- What the exercise asks
Take the listing and print it in full, exactly as given.

- Material provided
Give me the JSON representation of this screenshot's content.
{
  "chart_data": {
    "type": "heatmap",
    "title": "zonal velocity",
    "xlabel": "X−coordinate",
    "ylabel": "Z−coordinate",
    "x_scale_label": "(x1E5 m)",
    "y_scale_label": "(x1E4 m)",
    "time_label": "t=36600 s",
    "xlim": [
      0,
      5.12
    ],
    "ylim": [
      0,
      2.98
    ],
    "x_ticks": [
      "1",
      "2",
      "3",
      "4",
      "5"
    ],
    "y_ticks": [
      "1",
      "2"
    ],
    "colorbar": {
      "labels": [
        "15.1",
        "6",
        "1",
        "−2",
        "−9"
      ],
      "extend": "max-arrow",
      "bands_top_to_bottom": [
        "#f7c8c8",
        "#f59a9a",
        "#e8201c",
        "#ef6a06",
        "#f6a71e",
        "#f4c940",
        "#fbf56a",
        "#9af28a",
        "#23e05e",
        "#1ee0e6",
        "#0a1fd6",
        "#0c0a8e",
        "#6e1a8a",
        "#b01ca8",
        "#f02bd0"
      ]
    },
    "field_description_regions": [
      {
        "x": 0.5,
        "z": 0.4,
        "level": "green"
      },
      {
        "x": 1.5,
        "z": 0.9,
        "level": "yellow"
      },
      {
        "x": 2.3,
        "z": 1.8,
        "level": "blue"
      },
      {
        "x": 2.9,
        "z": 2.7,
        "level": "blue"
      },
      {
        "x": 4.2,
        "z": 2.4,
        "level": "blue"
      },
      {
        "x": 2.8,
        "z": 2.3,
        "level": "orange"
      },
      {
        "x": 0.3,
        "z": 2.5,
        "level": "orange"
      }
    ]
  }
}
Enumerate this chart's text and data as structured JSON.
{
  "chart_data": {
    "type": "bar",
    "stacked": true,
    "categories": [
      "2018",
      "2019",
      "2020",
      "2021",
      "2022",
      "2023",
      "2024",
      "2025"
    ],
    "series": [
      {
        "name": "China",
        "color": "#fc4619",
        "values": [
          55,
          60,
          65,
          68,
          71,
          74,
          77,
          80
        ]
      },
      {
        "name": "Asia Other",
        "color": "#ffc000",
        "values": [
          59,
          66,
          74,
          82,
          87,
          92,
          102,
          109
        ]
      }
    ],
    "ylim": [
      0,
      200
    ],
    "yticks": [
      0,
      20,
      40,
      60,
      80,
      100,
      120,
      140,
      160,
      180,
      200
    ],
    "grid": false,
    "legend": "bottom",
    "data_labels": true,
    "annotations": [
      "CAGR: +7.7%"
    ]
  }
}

- Answer below
Give me the JSON representation of this screenshot's content.
{
  "chart_data": {
    "type": "heatmap",
    "title": "zonal velocity",
    "xlabel": "X−coordinate",
    "ylabel": "Z−coordinate",
    "x_scale_label": "(x1E5 m)",
    "y_scale_label": "(x1E4 m)",
    "time_label": "t=36600 s",
    "xlim": [
      0,
      5.12
    ],
    "ylim": [
      0,
      2.98
    ],
    "x_ticks": [
      "1",
      "2",
      "3",
      "4",
      "5"
    ],
    "y_ticks": [
      "1",
      "2"
    ],
    "colorbar": {
      "labels": [
        "15.1",
        "6",
        "1",
        "−2",
        "−9"
      ],
      "extend": "max-arrow",
      "bands_top_to_bottom": [
        "#f7c8c8",
        "#f59a9a",
        "#e8201c",
        "#ef6a06",
        "#f6a71e",
        "#f4c940",
        "#fbf56a",
        "#9af28a",
        "#23e05e",
        "#1ee0e6",
        "#0a1fd6",
        "#0c0a8e",
        "#6e1a8a",
        "#b01ca8",
        "#f02bd0"
      ]
    },
    "field_description_regions": [
      {
        "x": 0.5,
        "z": 0.4,
        "level": "green"
      },
      {
        "x": 1.5,
        "z": 0.9,
        "level": "yellow"
      },
      {
        "x": 2.3,
        "z": 1.8,
        "level": "blue"
      },
      {
        "x": 2.9,
        "z": 2.7,
        "level": "blue"
      },
      {
        "x": 4.2,
        "z": 2.4,
        "level": "blue"
      },
      {
        "x": 2.8,
        "z": 2.3,
        "level": "orange"
      },
      {
        "x": 0.3,
        "z": 2.5,
        "level": "orange"
      }
    ]
  }
}
Enumerate this chart's text and data as structured JSON.
{
  "chart_data": {
    "type": "bar",
    "stacked": true,
    "categories": [
      "2018",
      "2019",
      "2020",
      "2021",
      "2022",
      "2023",
      "2024",
      "2025"
    ],
    "series": [
      {
        "name": "China",
        "color": "#fc4619",
        "values": [
          55,
          60,
          65,
          68,
          71,
          74,
          77,
          80
        ]
      },
      {
        "name": "Asia Other",
        "color": "#ffc000",
        "values": [
          59,
          66,
          74,
          82,
          87,
          92,
          102,
          109
        ]
      }
    ],
    "ylim": [
      0,
      200
    ],
    "yticks": [
      0,
      20,
      40,
      60,
      80,
      100,
      120,
      140,
      160,
      180,
      200
    ],
    "grid": false,
    "legend": "bottom",
    "data_labels": true,
    "annotations": [
      "CAGR: +7.7%"
    ]
  }
}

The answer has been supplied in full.